### [TASK]
For the copy, please give all of the data again exactly and leave the pictures out.

Figure collection entries:
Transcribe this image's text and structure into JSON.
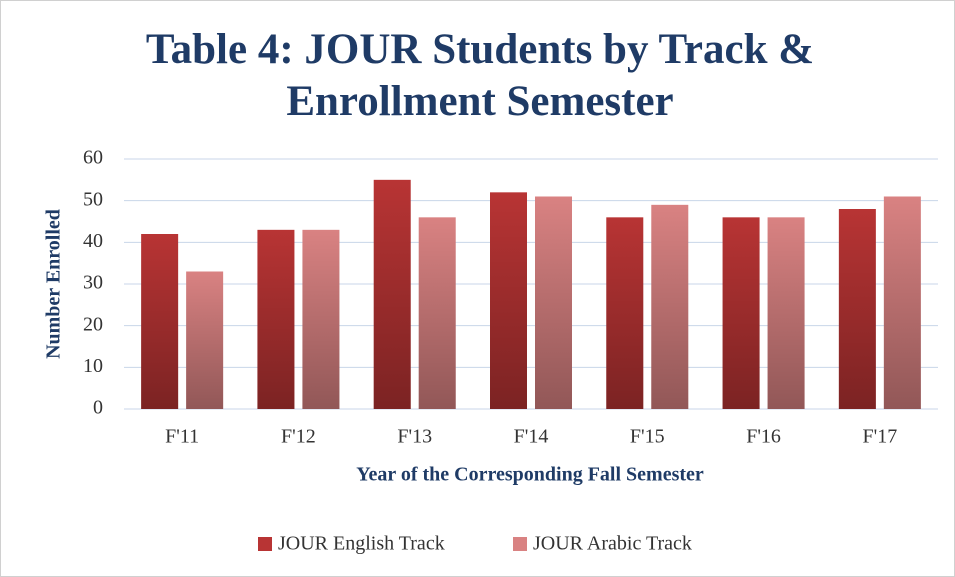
{
  "chart_data": {
    "type": "bar",
    "title": "Table 4: JOUR Students by Track & Enrollment Semester",
    "xlabel": "Year of the Corresponding Fall Semester",
    "ylabel": "Number Enrolled",
    "categories": [
      "F'11",
      "F'12",
      "F'13",
      "F'14",
      "F'15",
      "F'16",
      "F'17"
    ],
    "series": [
      {
        "name": "JOUR English Track",
        "color": "#b83434",
        "values": [
          42,
          43,
          55,
          52,
          46,
          46,
          48
        ]
      },
      {
        "name": "JOUR Arabic Track",
        "color": "#d98282",
        "values": [
          33,
          43,
          46,
          51,
          49,
          46,
          51
        ]
      }
    ],
    "ylim": [
      0,
      60
    ],
    "yticks": [
      0,
      10,
      20,
      30,
      40,
      50,
      60
    ],
    "grid": true,
    "legend": "bottom"
  }
}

### [FINAL RESULT]
Transcribe this image's text and structure into JSON.
{
  "chart_data": {
    "type": "bar",
    "title": "Table 4: JOUR Students by Track & Enrollment Semester",
    "xlabel": "Year of the Corresponding Fall Semester",
    "ylabel": "Number Enrolled",
    "categories": [
      "F'11",
      "F'12",
      "F'13",
      "F'14",
      "F'15",
      "F'16",
      "F'17"
    ],
    "series": [
      {
        "name": "JOUR English Track",
        "color": "#b83434",
        "values": [
          42,
          43,
          55,
          52,
          46,
          46,
          48
        ]
      },
      {
        "name": "JOUR Arabic Track",
        "color": "#d98282",
        "values": [
          33,
          43,
          46,
          51,
          49,
          46,
          51
        ]
      }
    ],
    "ylim": [
      0,
      60
    ],
    "yticks": [
      0,
      10,
      20,
      30,
      40,
      50,
      60
    ],
    "grid": true,
    "legend": "bottom"
  }
}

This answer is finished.